Exercise aim » Your task is to retype each line of the data below exactly.

Listed records »

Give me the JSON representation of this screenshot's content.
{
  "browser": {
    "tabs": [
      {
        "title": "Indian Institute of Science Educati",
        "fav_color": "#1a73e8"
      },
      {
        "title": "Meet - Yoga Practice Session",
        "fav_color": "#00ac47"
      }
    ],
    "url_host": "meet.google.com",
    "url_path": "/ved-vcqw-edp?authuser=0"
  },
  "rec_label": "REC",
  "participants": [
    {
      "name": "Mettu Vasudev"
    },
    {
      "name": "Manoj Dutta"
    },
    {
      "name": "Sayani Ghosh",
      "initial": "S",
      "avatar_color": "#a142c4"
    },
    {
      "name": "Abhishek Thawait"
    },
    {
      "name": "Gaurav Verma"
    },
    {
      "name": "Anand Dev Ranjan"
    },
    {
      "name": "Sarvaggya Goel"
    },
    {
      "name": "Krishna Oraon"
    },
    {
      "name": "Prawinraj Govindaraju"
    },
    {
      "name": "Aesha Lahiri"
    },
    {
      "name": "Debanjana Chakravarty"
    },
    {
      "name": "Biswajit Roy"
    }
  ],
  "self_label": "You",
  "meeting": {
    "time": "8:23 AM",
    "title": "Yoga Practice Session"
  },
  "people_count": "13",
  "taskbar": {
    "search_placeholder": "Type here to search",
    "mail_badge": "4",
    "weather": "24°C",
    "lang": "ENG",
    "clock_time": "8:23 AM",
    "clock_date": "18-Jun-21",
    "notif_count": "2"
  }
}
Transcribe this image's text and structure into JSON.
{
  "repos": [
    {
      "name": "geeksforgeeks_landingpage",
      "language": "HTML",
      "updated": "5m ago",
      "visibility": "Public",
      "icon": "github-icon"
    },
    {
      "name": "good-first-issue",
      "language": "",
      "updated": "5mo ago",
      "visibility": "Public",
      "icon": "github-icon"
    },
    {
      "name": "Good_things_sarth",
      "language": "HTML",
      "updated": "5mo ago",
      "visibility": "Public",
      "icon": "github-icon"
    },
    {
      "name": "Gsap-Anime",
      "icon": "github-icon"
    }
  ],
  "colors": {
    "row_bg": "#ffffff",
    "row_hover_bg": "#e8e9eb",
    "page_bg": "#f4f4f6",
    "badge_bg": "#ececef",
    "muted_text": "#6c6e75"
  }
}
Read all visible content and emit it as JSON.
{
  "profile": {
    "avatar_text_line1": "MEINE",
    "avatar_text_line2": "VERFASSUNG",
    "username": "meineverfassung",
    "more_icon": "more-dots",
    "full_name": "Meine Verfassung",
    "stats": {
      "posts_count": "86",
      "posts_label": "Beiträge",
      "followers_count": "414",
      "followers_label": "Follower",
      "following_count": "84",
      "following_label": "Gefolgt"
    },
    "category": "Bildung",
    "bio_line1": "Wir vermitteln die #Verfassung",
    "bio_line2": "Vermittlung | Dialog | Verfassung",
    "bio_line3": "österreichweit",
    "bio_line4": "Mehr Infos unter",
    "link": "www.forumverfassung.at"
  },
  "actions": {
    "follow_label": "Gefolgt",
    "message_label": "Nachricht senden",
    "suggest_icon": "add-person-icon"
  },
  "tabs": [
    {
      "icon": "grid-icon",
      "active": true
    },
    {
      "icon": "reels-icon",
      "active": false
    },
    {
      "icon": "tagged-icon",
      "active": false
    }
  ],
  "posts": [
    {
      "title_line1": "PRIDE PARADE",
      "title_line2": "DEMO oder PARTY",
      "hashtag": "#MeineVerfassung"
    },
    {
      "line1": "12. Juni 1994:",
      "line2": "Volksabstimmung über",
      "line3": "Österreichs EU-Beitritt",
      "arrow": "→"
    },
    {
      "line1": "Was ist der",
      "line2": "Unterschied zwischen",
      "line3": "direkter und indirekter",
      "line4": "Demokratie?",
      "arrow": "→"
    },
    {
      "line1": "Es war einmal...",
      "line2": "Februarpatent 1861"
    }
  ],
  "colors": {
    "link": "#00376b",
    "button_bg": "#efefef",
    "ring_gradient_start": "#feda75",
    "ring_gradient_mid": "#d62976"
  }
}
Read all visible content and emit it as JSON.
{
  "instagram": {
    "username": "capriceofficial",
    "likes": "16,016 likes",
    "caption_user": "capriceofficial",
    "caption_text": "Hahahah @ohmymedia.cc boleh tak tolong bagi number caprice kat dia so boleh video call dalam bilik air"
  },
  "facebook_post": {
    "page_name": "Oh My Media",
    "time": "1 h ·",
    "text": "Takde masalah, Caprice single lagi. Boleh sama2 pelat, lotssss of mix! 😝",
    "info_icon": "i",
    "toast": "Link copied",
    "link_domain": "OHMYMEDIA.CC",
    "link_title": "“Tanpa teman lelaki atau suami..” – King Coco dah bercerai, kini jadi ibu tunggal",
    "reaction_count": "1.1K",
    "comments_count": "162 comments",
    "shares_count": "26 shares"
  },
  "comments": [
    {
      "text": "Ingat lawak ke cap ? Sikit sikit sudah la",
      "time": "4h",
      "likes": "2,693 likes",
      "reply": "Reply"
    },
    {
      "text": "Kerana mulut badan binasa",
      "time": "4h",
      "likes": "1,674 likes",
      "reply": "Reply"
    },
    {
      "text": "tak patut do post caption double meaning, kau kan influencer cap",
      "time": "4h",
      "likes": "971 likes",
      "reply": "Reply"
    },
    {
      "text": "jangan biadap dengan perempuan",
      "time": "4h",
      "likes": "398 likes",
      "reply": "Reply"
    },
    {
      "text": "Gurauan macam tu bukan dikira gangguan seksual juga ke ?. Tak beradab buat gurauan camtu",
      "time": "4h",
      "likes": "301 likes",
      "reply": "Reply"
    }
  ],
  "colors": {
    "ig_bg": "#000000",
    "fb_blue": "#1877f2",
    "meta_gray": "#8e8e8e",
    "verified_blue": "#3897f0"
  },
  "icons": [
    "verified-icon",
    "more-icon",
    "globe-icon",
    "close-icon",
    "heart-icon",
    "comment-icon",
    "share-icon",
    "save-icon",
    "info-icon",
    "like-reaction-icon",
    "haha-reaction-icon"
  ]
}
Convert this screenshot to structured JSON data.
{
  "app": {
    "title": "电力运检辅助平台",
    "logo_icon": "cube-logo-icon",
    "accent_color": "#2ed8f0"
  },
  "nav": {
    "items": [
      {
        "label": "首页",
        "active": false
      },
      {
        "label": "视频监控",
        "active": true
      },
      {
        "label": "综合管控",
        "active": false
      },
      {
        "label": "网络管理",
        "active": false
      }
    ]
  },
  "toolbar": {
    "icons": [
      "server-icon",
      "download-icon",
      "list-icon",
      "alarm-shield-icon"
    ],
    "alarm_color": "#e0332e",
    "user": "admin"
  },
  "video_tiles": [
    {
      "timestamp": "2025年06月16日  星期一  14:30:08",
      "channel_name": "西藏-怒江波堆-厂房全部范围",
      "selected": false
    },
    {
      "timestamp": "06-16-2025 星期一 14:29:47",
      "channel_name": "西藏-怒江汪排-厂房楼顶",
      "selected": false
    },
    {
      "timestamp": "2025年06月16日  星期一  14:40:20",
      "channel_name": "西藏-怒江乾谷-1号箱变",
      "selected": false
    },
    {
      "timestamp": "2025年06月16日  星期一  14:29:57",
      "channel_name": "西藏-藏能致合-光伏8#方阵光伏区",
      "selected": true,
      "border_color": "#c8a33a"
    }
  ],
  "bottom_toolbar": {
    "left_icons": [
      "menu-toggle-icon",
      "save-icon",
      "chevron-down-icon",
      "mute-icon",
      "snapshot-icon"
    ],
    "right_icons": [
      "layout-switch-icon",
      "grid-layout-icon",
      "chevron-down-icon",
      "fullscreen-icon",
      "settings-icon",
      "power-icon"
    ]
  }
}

Exercise result »
Give me the JSON representation of this screenshot's content.
{
  "browser": {
    "tabs": [
      {
        "title": "Indian Institute of Science Educati",
        "fav_color": "#1a73e8"
      },
      {
        "title": "Meet - Yoga Practice Session",
        "fav_color": "#00ac47"
      }
    ],
    "url_host": "meet.google.com",
    "url_path": "/ved-vcqw-edp?authuser=0"
  },
  "rec_label": "REC",
  "participants": [
    {
      "name": "Mettu Vasudev"
    },
    {
      "name": "Manoj Dutta"
    },
    {
      "name": "Sayani Ghosh",
      "initial": "S",
      "avatar_color": "#a142c4"
    },
    {
      "name": "Abhishek Thawait"
    },
    {
      "name": "Gaurav Verma"
    },
    {
      "name": "Anand Dev Ranjan"
    },
    {
      "name": "Sarvaggya Goel"
    },
    {
      "name": "Krishna Oraon"
    },
    {
      "name": "Prawinraj Govindaraju"
    },
    {
      "name": "Aesha Lahiri"
    },
    {
      "name": "Debanjana Chakravarty"
    },
    {
      "name": "Biswajit Roy"
    }
  ],
  "self_label": "You",
  "meeting": {
    "time": "8:23 AM",
    "title": "Yoga Practice Session"
  },
  "people_count": "13",
  "taskbar": {
    "search_placeholder": "Type here to search",
    "mail_badge": "4",
    "weather": "24°C",
    "lang": "ENG",
    "clock_time": "8:23 AM",
    "clock_date": "18-Jun-21",
    "notif_count": "2"
  }
}
Transcribe this image's text and structure into JSON.
{
  "repos": [
    {
      "name": "geeksforgeeks_landingpage",
      "language": "HTML",
      "updated": "5m ago",
      "visibility": "Public",
      "icon": "github-icon"
    },
    {
      "name": "good-first-issue",
      "language": "",
      "updated": "5mo ago",
      "visibility": "Public",
      "icon": "github-icon"
    },
    {
      "name": "Good_things_sarth",
      "language": "HTML",
      "updated": "5mo ago",
      "visibility": "Public",
      "icon": "github-icon"
    },
    {
      "name": "Gsap-Anime",
      "icon": "github-icon"
    }
  ],
  "colors": {
    "row_bg": "#ffffff",
    "row_hover_bg": "#e8e9eb",
    "page_bg": "#f4f4f6",
    "badge_bg": "#ececef",
    "muted_text": "#6c6e75"
  }
}
Read all visible content and emit it as JSON.
{
  "profile": {
    "avatar_text_line1": "MEINE",
    "avatar_text_line2": "VERFASSUNG",
    "username": "meineverfassung",
    "more_icon": "more-dots",
    "full_name": "Meine Verfassung",
    "stats": {
      "posts_count": "86",
      "posts_label": "Beiträge",
      "followers_count": "414",
      "followers_label": "Follower",
      "following_count": "84",
      "following_label": "Gefolgt"
    },
    "category": "Bildung",
    "bio_line1": "Wir vermitteln die #Verfassung",
    "bio_line2": "Vermittlung | Dialog | Verfassung",
    "bio_line3": "österreichweit",
    "bio_line4": "Mehr Infos unter",
    "link": "www.forumverfassung.at"
  },
  "actions": {
    "follow_label": "Gefolgt",
    "message_label": "Nachricht senden",
    "suggest_icon": "add-person-icon"
  },
  "tabs": [
    {
      "icon": "grid-icon",
      "active": true
    },
    {
      "icon": "reels-icon",
      "active": false
    },
    {
      "icon": "tagged-icon",
      "active": false
    }
  ],
  "posts": [
    {
      "title_line1": "PRIDE PARADE",
      "title_line2": "DEMO oder PARTY",
      "hashtag": "#MeineVerfassung"
    },
    {
      "line1": "12. Juni 1994:",
      "line2": "Volksabstimmung über",
      "line3": "Österreichs EU-Beitritt",
      "arrow": "→"
    },
    {
      "line1": "Was ist der",
      "line2": "Unterschied zwischen",
      "line3": "direkter und indirekter",
      "line4": "Demokratie?",
      "arrow": "→"
    },
    {
      "line1": "Es war einmal...",
      "line2": "Februarpatent 1861"
    }
  ],
  "colors": {
    "link": "#00376b",
    "button_bg": "#efefef",
    "ring_gradient_start": "#feda75",
    "ring_gradient_mid": "#d62976"
  }
}
Read all visible content and emit it as JSON.
{
  "instagram": {
    "username": "capriceofficial",
    "likes": "16,016 likes",
    "caption_user": "capriceofficial",
    "caption_text": "Hahahah @ohmymedia.cc boleh tak tolong bagi number caprice kat dia so boleh video call dalam bilik air"
  },
  "facebook_post": {
    "page_name": "Oh My Media",
    "time": "1 h ·",
    "text": "Takde masalah, Caprice single lagi. Boleh sama2 pelat, lotssss of mix! 😝",
    "info_icon": "i",
    "toast": "Link copied",
    "link_domain": "OHMYMEDIA.CC",
    "link_title": "“Tanpa teman lelaki atau suami..” – King Coco dah bercerai, kini jadi ibu tunggal",
    "reaction_count": "1.1K",
    "comments_count": "162 comments",
    "shares_count": "26 shares"
  },
  "comments": [
    {
      "text": "Ingat lawak ke cap ? Sikit sikit sudah la",
      "time": "4h",
      "likes": "2,693 likes",
      "reply": "Reply"
    },
    {
      "text": "Kerana mulut badan binasa",
      "time": "4h",
      "likes": "1,674 likes",
      "reply": "Reply"
    },
    {
      "text": "tak patut do post caption double meaning, kau kan influencer cap",
      "time": "4h",
      "likes": "971 likes",
      "reply": "Reply"
    },
    {
      "text": "jangan biadap dengan perempuan",
      "time": "4h",
      "likes": "398 likes",
      "reply": "Reply"
    },
    {
      "text": "Gurauan macam tu bukan dikira gangguan seksual juga ke ?. Tak beradab buat gurauan camtu",
      "time": "4h",
      "likes": "301 likes",
      "reply": "Reply"
    }
  ],
  "colors": {
    "ig_bg": "#000000",
    "fb_blue": "#1877f2",
    "meta_gray": "#8e8e8e",
    "verified_blue": "#3897f0"
  },
  "icons": [
    "verified-icon",
    "more-icon",
    "globe-icon",
    "close-icon",
    "heart-icon",
    "comment-icon",
    "share-icon",
    "save-icon",
    "info-icon",
    "like-reaction-icon",
    "haha-reaction-icon"
  ]
}
Convert this screenshot to structured JSON data.
{
  "app": {
    "title": "电力运检辅助平台",
    "logo_icon": "cube-logo-icon",
    "accent_color": "#2ed8f0"
  },
  "nav": {
    "items": [
      {
        "label": "首页",
        "active": false
      },
      {
        "label": "视频监控",
        "active": true
      },
      {
        "label": "综合管控",
        "active": false
      },
      {
        "label": "网络管理",
        "active": false
      }
    ]
  },
  "toolbar": {
    "icons": [
      "server-icon",
      "download-icon",
      "list-icon",
      "alarm-shield-icon"
    ],
    "alarm_color": "#e0332e",
    "user": "admin"
  },
  "video_tiles": [
    {
      "timestamp": "2025年06月16日  星期一  14:30:08",
      "channel_name": "西藏-怒江波堆-厂房全部范围",
      "selected": false
    },
    {
      "timestamp": "06-16-2025 星期一 14:29:47",
      "channel_name": "西藏-怒江汪排-厂房楼顶",
      "selected": false
    },
    {
      "timestamp": "2025年06月16日  星期一  14:40:20",
      "channel_name": "西藏-怒江乾谷-1号箱变",
      "selected": false
    },
    {
      "timestamp": "2025年06月16日  星期一  14:29:57",
      "channel_name": "西藏-藏能致合-光伏8#方阵光伏区",
      "selected": true,
      "border_color": "#c8a33a"
    }
  ],
  "bottom_toolbar": {
    "left_icons": [
      "menu-toggle-icon",
      "save-icon",
      "chevron-down-icon",
      "mute-icon",
      "snapshot-icon"
    ],
    "right_icons": [
      "layout-switch-icon",
      "grid-layout-icon",
      "chevron-down-icon",
      "fullscreen-icon",
      "settings-icon",
      "power-icon"
    ]
  }
}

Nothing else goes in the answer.